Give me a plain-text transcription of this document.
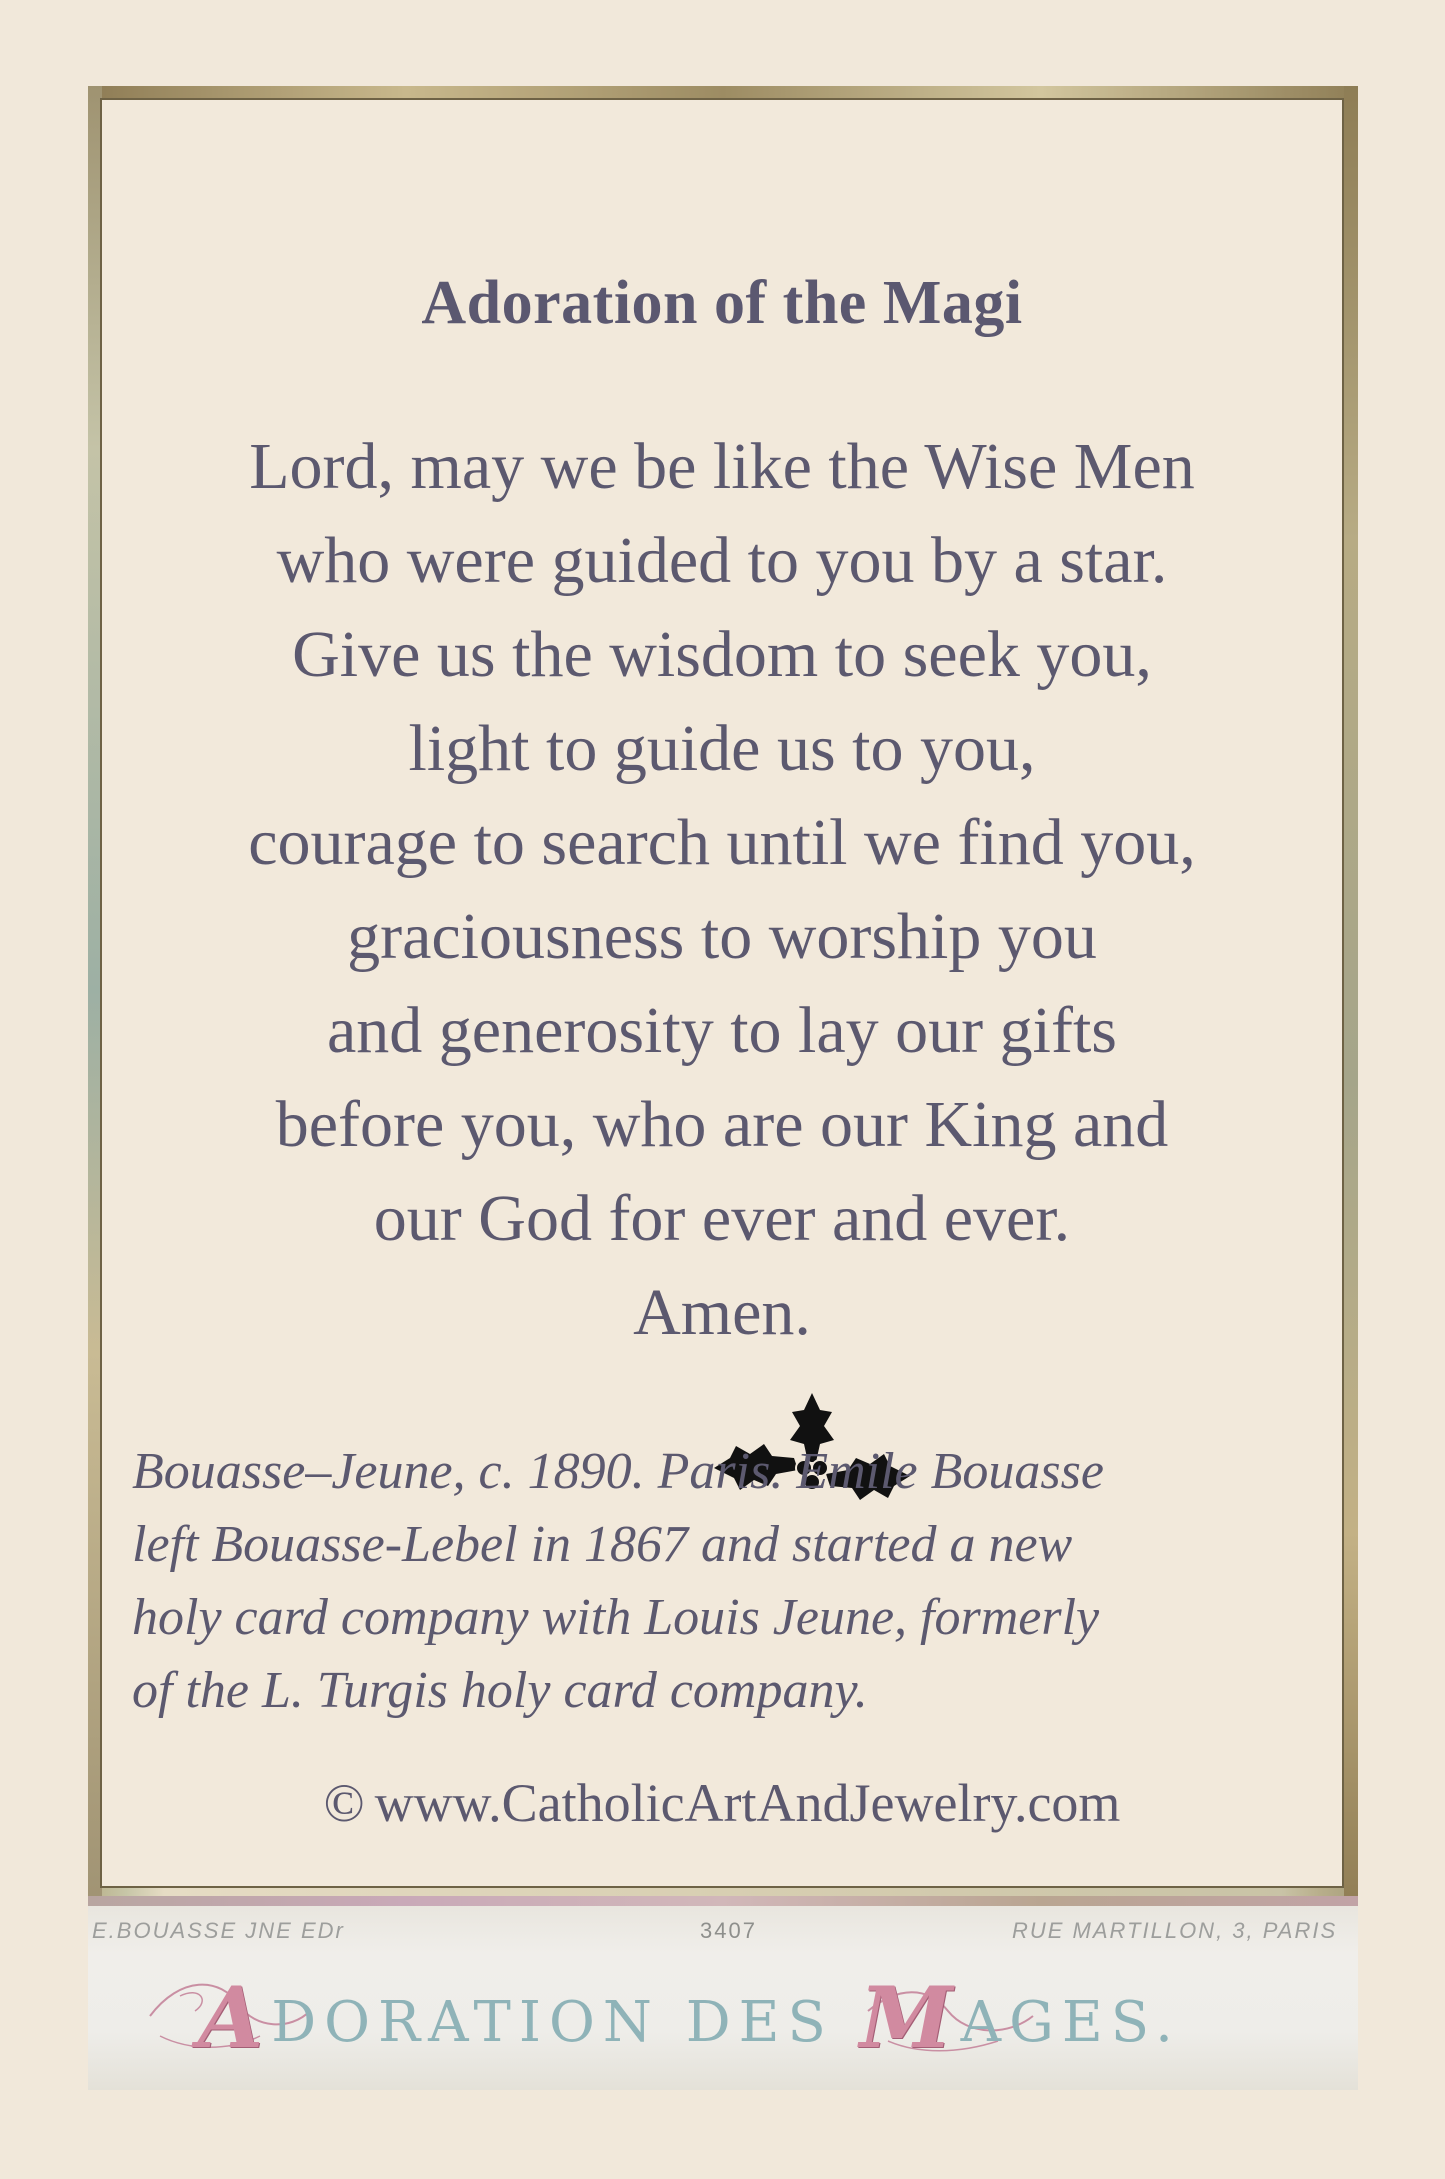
Adoration of the Magi
Lord, may we be like the Wise Men
who were guided to you by a star.
Give us the wisdom to seek you,
light to guide us to you,
courage to search until we find you,
graciousness to worship you
and generosity to lay our gifts
before you, who are our King and
our God for ever and ever.
Amen.
Bouasse–Jeune, c. 1890. Paris. Emile Bouasse
left Bouasse-Lebel in 1867 and started a new
holy card company with Louis Jeune, formerly
of the L. Turgis holy card company.
© www.CatholicArtAndJewelry.com
E.BOUASSE JNE EDr	3407	RUE MARTILLON, 3, PARIS
ADORATION DES MAGES.
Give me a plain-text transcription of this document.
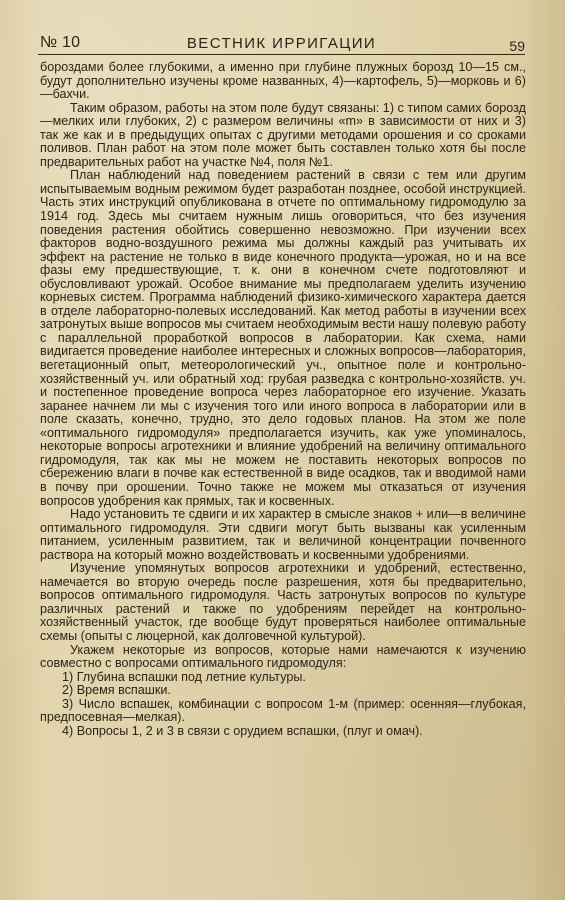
№ 10	ВЕСТНИК ИРРИГАЦИИ	59

бороздами более глубокими, а именно при глубине плужных борозд 10—15 см., будут дополнительно изучены кроме названных, 4)—картофель, 5)—морковь и 6)—бахчи.

Таким образом, работы на этом поле будут связаны: 1) с типом самих борозд—мелких или глубоких, 2) с размером величины «m» в зависимости от них и 3) так же как и в предыдущих опытах с другими методами орошения и со сроками поливов. План работ на этом поле может быть составлен только хотя бы после предварительных работ на участке №4, поля №1.

План наблюдений над поведением растений в связи с тем или другим испытываемым водным режимом будет разработан позднее, особой инструкцией. Часть этих инструкций опубликована в отчете по оптимальному гидромодулю за 1914 год. Здесь мы считаем нужным лишь оговориться, что без изучения поведения растения обойтись совершенно невозможно. При изучении всех факторов водно-воздушного режима мы должны каждый раз учитывать их эффект на растение не только в виде конечного продукта—урожая, но и на все фазы ему предшествующие, т. к. они в конечном счете подготовляют и обусловливают урожай. Особое внимание мы предполагаем уделить изучению корневых систем. Программа наблюдений физико-химического характера дается в отделе лабораторно-полевых исследований. Как метод работы в изучении всех затронутых выше вопросов мы считаем необходимым вести нашу полевую работу с параллельной проработкой вопросов в лаборатории. Как схема, нами видигается проведение наиболее интересных и сложных вопросов—лаборатория, вегетационный опыт, метеорологический уч., опытное поле и контрольно-хозяйственный уч. или обратный ход: грубая разведка с контрольно-хозяйств. уч. и постепенное проведение вопроса через лабораторное его изучение. Указать заранее начнем ли мы с изучения того или иного вопроса в лаборатории или в поле сказать, конечно, трудно, это дело годовых планов. На этом же поле «оптимального гидромодуля» предполагается изучить, как уже упоминалось, некоторые вопросы агротехники и влияние удобрений на величину оптимального гидромодуля, так как мы не можем не поставить некоторых вопросов по сбережению влаги в почве как естественной в виде осадков, так и вводимой нами в почву при орошении. Точно также не можем мы отказаться от изучения вопросов удобрения как прямых, так и косвенных.

Надо установить те сдвиги и их характер в смысле знаков + или—в величине оптимального гидромодуля. Эти сдвиги могут быть вызваны как усиленным питанием, усиленным развитием, так и величиной концентрации почвенного раствора на который можно воздействовать и косвенными удобрениями.

Изучение упомянутых вопросов агротехники и удобрений, естественно, намечается во вторую очередь после разрешения, хотя бы предварительно, вопросов оптимального гидромодуля. Часть затронутых вопросов по культуре различных растений и также по удобрениям перейдет на контрольно-хозяйственный участок, где вообще будут проверяться наиболее оптимальные схемы (опыты с люцерной, как долговечной культурой).

Укажем некоторые из вопросов, которые нами намечаются к изучению совместно с вопросами оптимального гидромодуля:

1) Глубина вспашки под летние культуры.

2) Время вспашки.

3) Число вспашек, комбинации с вопросом 1-м (пример: осенняя—глубокая, предпосевная—мелкая).

4) Вопросы 1, 2 и 3 в связи с орудием вспашки, (плуг и омач).
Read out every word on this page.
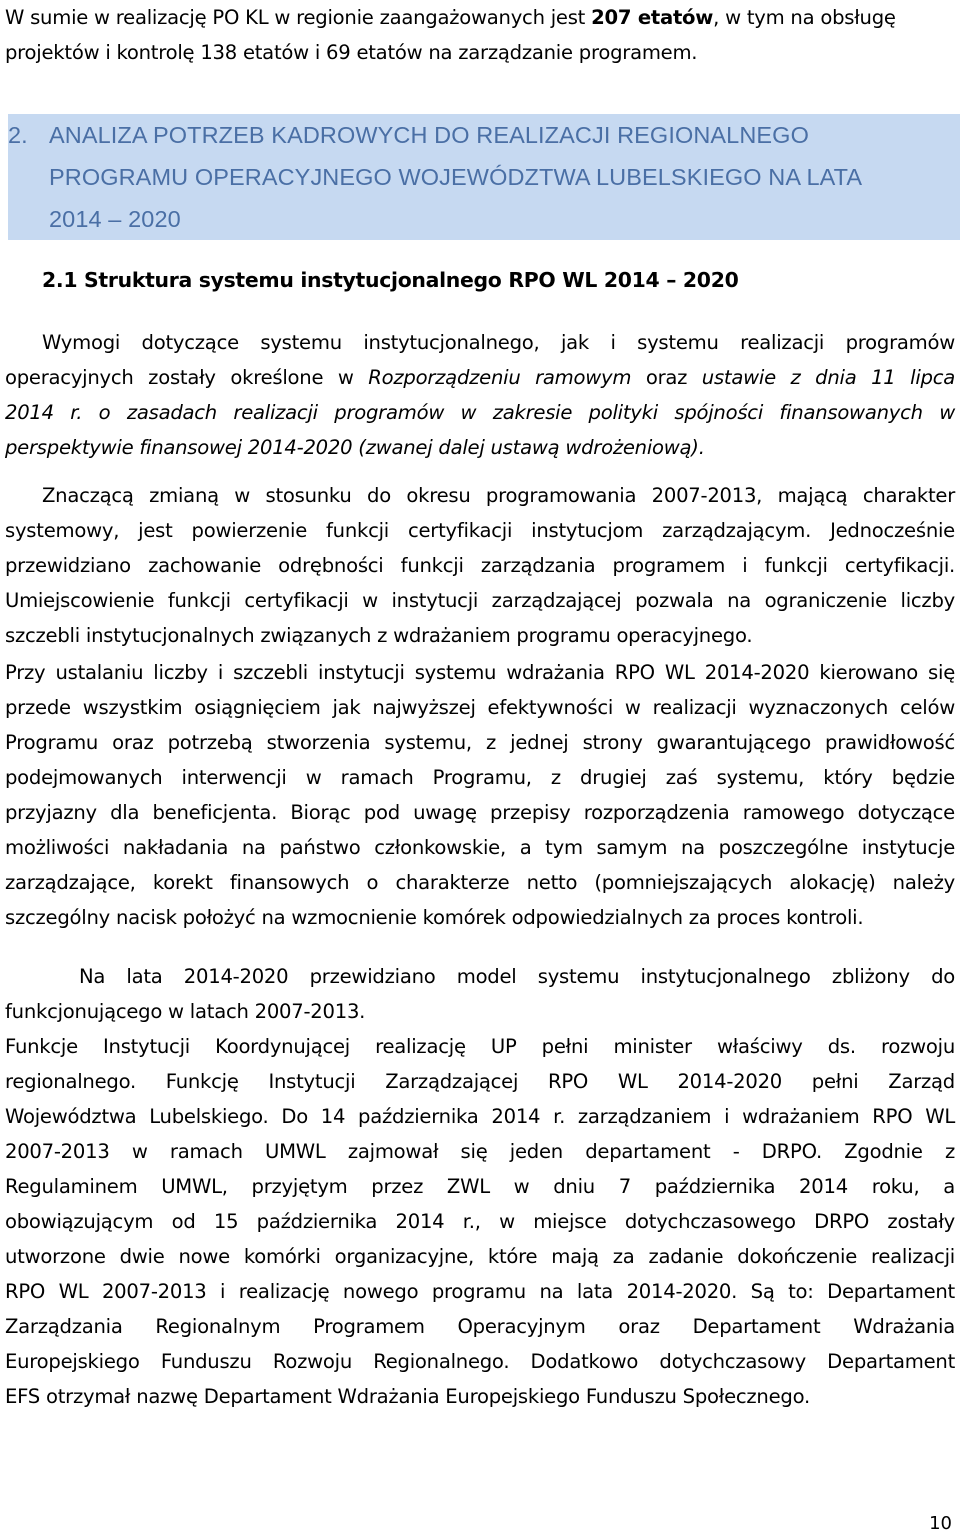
W sumie w realizację PO KL w regionie zaangażowanych jest 207 etatów, w tym na obsługę
projektów i kontrolę 138 etatów i 69 etatów na zarządzanie programem.
2. ANALIZA POTRZEB KADROWYCH DO REALIZACJI REGIONALNEGO
PROGRAMU OPERACYJNEGO WOJEWÓDZTWA LUBELSKIEGO NA LATA
2014 – 2020
2.1 Struktura systemu instytucjonalnego RPO WL 2014 – 2020
Wymogi dotyczące systemu instytucjonalnego, jak i systemu realizacji programów
operacyjnych zostały określone w Rozporządzeniu ramowym oraz ustawie z dnia 11 lipca
2014 r. o zasadach realizacji programów w zakresie polityki spójności finansowanych w
perspektywie finansowej 2014-2020 (zwanej dalej ustawą wdrożeniową).
Znaczącą zmianą w stosunku do okresu programowania 2007-2013, mającą charakter
systemowy, jest powierzenie funkcji certyfikacji instytucjom zarządzającym. Jednocześnie
przewidziano zachowanie odrębności funkcji zarządzania programem i funkcji certyfikacji.
Umiejscowienie funkcji certyfikacji w instytucji zarządzającej pozwala na ograniczenie liczby
szczebli instytucjonalnych związanych z wdrażaniem programu operacyjnego.
Przy ustalaniu liczby i szczebli instytucji systemu wdrażania RPO WL 2014-2020 kierowano się
przede wszystkim osiągnięciem jak najwyższej efektywności w realizacji wyznaczonych celów
Programu oraz potrzebą stworzenia systemu, z jednej strony gwarantującego prawidłowość
podejmowanych interwencji w ramach Programu, z drugiej zaś systemu, który będzie
przyjazny dla beneficjenta. Biorąc pod uwagę przepisy rozporządzenia ramowego dotyczące
możliwości nakładania na państwo członkowskie, a tym samym na poszczególne instytucje
zarządzające, korekt finansowych o charakterze netto (pomniejszających alokację) należy
szczególny nacisk położyć na wzmocnienie komórek odpowiedzialnych za proces kontroli.
Na lata 2014-2020 przewidziano model systemu instytucjonalnego zbliżony do
funkcjonującego w latach 2007-2013.
Funkcje Instytucji Koordynującej realizację UP pełni minister właściwy ds. rozwoju
regionalnego. Funkcję Instytucji Zarządzającej RPO WL 2014-2020 pełni Zarząd
Województwa Lubelskiego. Do 14 października 2014 r. zarządzaniem i wdrażaniem RPO WL
2007-2013 w ramach UMWL zajmował się jeden departament - DRPO. Zgodnie z
Regulaminem UMWL, przyjętym przez ZWL w dniu 7 października 2014 roku, a
obowiązującym od 15 października 2014 r., w miejsce dotychczasowego DRPO zostały
utworzone dwie nowe komórki organizacyjne, które mają za zadanie dokończenie realizacji
RPO WL 2007-2013 i realizację nowego programu na lata 2014-2020. Są to: Departament
Zarządzania Regionalnym Programem Operacyjnym oraz Departament Wdrażania
Europejskiego Funduszu Rozwoju Regionalnego. Dodatkowo dotychczasowy Departament
EFS otrzymał nazwę Departament Wdrażania Europejskiego Funduszu Społecznego.
10
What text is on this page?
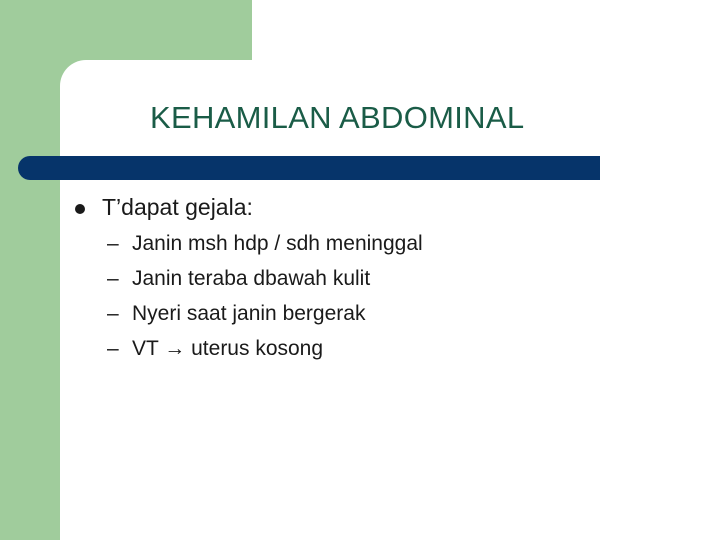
KEHAMILAN ABDOMINAL
T’dapat gejala:
– Janin msh hdp / sdh meninggal
– Janin teraba dbawah kulit
– Nyeri saat janin bergerak
– VT → uterus kosong
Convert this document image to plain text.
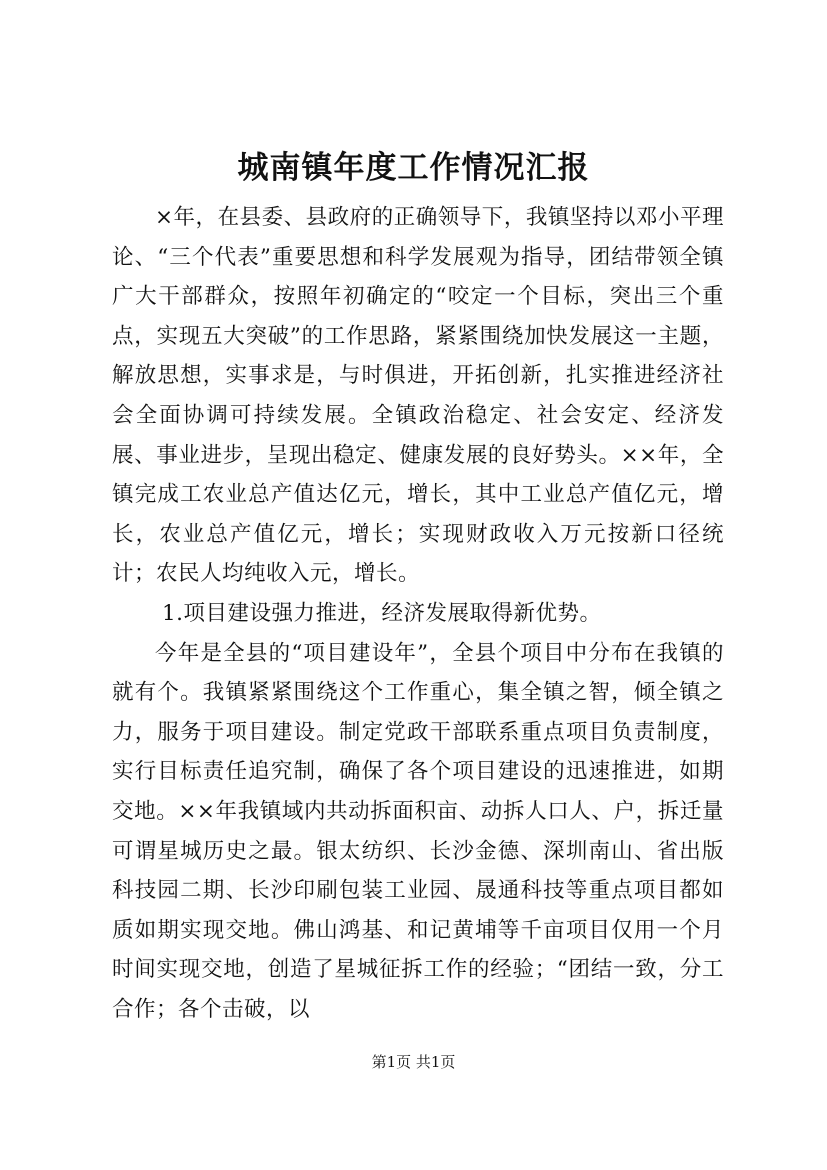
城南镇年度工作情况汇报

×年，在县委、县政府的正确领导下，我镇坚持以邓小平理论、“三个代表”重要思想和科学发展观为指导，团结带领全镇广大干部群众，按照年初确定的“咬定一个目标，突出三个重点，实现五大突破”的工作思路，紧紧围绕加快发展这一主题，解放思想，实事求是，与时俱进，开拓创新，扎实推进经济社会全面协调可持续发展。全镇政治稳定、社会安定、经济发展、事业进步，呈现出稳定、健康发展的良好势头。××年，全镇完成工农业总产值达亿元，增长，其中工业总产值亿元，增长，农业总产值亿元，增长；实现财政收入万元按新口径统计；农民人均纯收入元，增长。

1.项目建设强力推进，经济发展取得新优势。

今年是全县的“项目建设年”，全县个项目中分布在我镇的就有个。我镇紧紧围绕这个工作重心，集全镇之智，倾全镇之力，服务于项目建设。制定党政干部联系重点项目负责制度，实行目标责任追究制，确保了各个项目建设的迅速推进，如期交地。××年我镇域内共动拆面积亩、动拆人口人、户，拆迁量可谓星城历史之最。银太纺织、长沙金德、深圳南山、省出版科技园二期、长沙印刷包装工业园、晟通科技等重点项目都如质如期实现交地。佛山鸿基、和记黄埔等千亩项目仅用一个月时间实现交地，创造了星城征拆工作的经验；“团结一致，分工合作；各个击破，以

第1页 共1页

What you are asked to do: Copy out exactly the lines from the one with "Convert this document image to plain text." through the end of the listing, both ends included, omitting any picture.

In response:
Convert this document image to plain text.
城南镇年度工作情况汇报

×年，在县委、县政府的正确领导下，我镇坚持以邓小平理论、“三个代表”重要思想和科学发展观为指导，团结带领全镇广大干部群众，按照年初确定的“咬定一个目标，突出三个重点，实现五大突破”的工作思路，紧紧围绕加快发展这一主题，解放思想，实事求是，与时俱进，开拓创新，扎实推进经济社会全面协调可持续发展。全镇政治稳定、社会安定、经济发展、事业进步，呈现出稳定、健康发展的良好势头。××年，全镇完成工农业总产值达亿元，增长，其中工业总产值亿元，增长，农业总产值亿元，增长；实现财政收入万元按新口径统计；农民人均纯收入元，增长。

1.项目建设强力推进，经济发展取得新优势。

今年是全县的“项目建设年”，全县个项目中分布在我镇的就有个。我镇紧紧围绕这个工作重心，集全镇之智，倾全镇之力，服务于项目建设。制定党政干部联系重点项目负责制度，实行目标责任追究制，确保了各个项目建设的迅速推进，如期交地。××年我镇域内共动拆面积亩、动拆人口人、户，拆迁量可谓星城历史之最。银太纺织、长沙金德、深圳南山、省出版科技园二期、长沙印刷包装工业园、晟通科技等重点项目都如质如期实现交地。佛山鸿基、和记黄埔等千亩项目仅用一个月时间实现交地，创造了星城征拆工作的经验；“团结一致，分工合作；各个击破，以

第1页 共1页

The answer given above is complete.